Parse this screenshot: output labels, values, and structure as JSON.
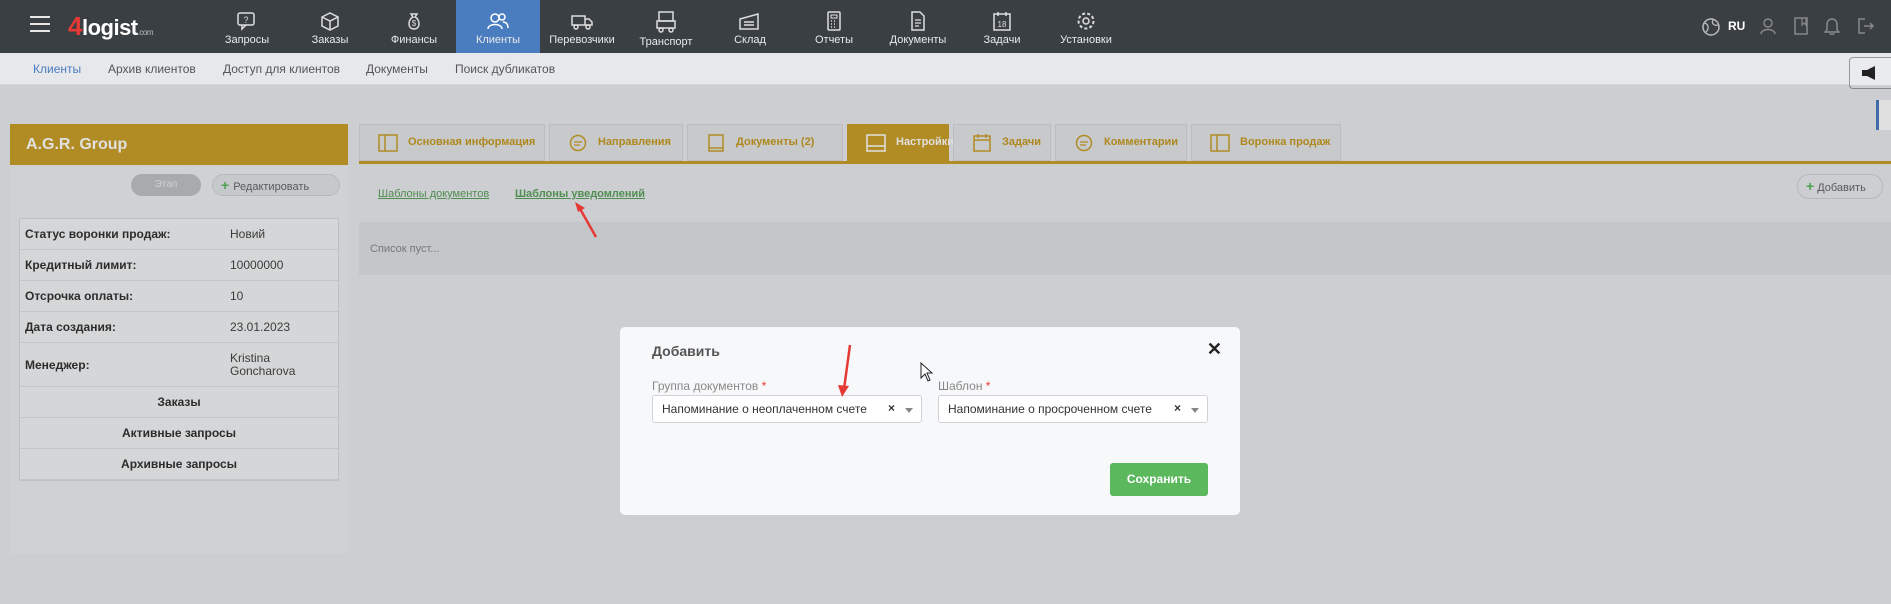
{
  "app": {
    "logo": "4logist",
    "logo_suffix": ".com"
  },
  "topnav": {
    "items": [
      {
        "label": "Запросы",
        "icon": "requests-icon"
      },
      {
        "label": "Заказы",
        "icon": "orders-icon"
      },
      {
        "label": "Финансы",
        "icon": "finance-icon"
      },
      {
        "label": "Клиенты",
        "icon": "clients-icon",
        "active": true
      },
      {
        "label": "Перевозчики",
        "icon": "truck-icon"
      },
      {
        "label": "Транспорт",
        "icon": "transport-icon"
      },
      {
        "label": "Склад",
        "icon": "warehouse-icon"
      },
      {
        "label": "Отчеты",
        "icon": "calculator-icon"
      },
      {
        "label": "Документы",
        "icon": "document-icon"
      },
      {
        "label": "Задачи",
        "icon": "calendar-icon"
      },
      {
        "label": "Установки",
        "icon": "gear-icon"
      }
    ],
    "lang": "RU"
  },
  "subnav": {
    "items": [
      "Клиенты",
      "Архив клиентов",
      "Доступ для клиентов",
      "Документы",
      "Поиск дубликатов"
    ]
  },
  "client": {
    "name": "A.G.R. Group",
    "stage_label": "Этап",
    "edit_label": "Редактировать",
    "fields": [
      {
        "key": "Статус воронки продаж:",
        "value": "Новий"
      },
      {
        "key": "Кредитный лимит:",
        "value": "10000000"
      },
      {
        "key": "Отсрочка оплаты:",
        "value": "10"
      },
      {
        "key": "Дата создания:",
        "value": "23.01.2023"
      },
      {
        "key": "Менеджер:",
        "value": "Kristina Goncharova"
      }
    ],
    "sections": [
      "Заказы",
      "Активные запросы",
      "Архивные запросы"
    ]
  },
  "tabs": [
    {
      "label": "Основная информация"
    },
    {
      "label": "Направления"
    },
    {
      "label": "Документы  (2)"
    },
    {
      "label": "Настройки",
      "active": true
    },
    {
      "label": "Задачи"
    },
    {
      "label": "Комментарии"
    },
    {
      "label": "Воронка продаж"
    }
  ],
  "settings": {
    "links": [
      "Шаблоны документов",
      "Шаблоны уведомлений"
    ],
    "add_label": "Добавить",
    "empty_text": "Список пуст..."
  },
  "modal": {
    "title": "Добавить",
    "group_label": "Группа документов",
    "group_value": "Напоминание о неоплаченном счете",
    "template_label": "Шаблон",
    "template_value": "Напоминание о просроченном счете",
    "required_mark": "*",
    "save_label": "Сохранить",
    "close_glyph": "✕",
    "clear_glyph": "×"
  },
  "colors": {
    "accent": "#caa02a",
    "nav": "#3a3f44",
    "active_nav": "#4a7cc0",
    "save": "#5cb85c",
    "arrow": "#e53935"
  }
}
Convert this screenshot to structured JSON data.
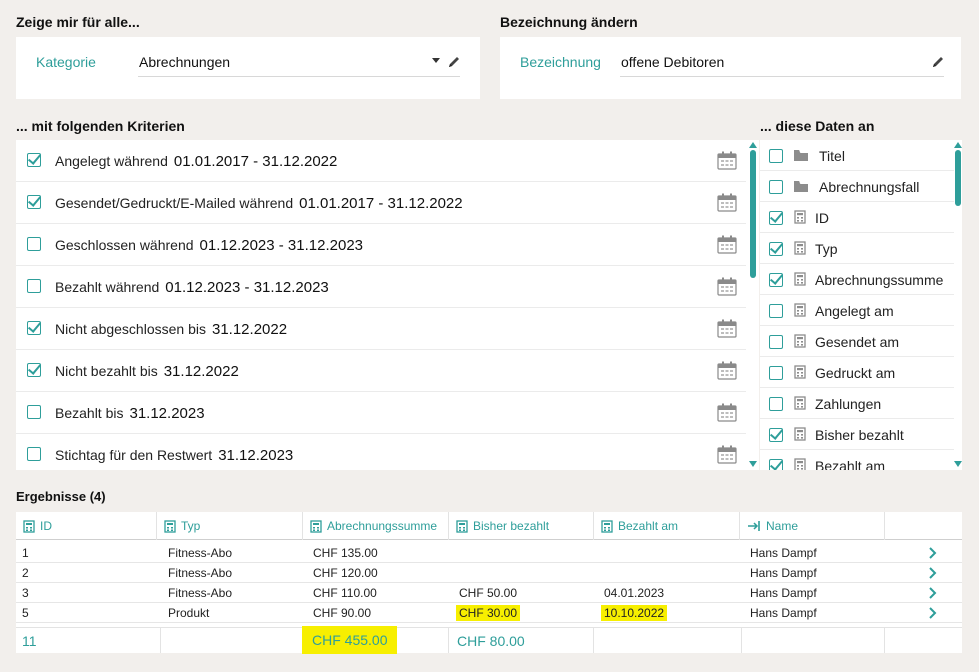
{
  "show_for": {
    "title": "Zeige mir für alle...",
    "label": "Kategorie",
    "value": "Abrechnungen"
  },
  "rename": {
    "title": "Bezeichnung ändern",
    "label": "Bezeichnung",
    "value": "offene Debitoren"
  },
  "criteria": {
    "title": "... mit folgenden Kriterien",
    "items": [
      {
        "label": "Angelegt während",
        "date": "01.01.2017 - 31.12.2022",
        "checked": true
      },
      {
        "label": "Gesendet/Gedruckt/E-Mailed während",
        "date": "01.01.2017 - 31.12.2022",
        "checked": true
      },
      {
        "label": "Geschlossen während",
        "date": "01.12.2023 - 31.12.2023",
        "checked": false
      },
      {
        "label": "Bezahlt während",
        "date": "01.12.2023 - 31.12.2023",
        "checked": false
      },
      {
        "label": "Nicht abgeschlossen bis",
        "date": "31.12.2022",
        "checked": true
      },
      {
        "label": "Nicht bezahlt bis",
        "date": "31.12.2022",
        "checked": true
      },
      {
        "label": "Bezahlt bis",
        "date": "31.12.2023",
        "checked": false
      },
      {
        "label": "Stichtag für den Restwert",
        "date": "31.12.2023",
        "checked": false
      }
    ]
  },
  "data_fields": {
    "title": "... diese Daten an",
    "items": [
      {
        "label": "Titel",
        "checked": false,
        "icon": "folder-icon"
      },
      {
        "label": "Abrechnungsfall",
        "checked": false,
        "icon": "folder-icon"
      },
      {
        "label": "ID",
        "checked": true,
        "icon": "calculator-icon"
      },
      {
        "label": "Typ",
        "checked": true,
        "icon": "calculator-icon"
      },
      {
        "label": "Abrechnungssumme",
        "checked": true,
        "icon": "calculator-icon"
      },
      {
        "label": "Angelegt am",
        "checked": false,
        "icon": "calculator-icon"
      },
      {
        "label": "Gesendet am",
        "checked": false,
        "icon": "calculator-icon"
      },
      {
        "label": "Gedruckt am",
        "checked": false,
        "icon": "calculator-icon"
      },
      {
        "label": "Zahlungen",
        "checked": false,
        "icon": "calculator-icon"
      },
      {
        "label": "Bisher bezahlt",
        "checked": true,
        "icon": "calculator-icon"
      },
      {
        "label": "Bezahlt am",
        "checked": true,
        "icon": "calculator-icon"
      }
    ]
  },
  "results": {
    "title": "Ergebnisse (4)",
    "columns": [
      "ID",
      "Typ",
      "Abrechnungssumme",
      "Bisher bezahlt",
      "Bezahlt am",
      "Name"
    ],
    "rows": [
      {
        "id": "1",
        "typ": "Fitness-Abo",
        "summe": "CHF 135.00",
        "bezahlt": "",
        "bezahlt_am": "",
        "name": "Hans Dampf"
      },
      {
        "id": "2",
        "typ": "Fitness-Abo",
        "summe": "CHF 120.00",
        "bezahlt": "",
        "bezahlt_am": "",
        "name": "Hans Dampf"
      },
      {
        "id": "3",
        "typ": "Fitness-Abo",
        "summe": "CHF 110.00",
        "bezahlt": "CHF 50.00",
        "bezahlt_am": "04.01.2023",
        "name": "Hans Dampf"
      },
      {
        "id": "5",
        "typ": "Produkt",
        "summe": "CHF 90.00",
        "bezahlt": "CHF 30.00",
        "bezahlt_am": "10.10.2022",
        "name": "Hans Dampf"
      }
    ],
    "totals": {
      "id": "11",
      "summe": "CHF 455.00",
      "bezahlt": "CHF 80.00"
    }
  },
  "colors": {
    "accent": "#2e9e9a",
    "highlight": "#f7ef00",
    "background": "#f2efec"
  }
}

§ §

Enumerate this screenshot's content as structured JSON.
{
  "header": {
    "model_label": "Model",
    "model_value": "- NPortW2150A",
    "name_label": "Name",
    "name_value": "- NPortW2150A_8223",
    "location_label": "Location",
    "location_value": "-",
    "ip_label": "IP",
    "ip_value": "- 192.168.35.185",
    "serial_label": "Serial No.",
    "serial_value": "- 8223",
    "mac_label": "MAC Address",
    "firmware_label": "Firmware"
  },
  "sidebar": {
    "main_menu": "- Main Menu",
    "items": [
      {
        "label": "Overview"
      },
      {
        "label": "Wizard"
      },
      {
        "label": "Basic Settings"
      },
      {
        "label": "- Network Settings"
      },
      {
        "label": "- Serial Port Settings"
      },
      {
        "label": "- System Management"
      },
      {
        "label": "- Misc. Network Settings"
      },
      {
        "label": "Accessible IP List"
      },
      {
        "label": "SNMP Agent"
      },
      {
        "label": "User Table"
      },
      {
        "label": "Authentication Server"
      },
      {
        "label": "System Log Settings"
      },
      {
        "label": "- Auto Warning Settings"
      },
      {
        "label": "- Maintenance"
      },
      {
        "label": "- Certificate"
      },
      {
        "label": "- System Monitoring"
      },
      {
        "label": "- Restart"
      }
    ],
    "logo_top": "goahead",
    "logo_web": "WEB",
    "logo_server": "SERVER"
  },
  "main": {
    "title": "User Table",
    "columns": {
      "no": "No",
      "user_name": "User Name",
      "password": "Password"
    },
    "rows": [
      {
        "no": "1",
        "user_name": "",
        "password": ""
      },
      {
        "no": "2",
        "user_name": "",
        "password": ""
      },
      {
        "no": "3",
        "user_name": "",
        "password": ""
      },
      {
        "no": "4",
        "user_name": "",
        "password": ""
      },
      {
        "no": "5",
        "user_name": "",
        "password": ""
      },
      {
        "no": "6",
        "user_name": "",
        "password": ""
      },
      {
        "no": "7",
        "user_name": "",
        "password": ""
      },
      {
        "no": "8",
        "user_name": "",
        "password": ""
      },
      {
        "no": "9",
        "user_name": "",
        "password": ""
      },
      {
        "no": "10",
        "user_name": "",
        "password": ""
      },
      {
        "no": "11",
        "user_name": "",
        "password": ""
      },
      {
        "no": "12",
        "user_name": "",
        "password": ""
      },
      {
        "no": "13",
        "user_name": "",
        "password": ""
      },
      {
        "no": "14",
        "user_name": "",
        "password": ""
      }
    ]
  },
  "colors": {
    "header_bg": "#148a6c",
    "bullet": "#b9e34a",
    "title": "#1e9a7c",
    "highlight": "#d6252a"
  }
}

§ §

* _The request_
Determine the number of lines containing "Документы". Write only that number.

* _Exercise result_
3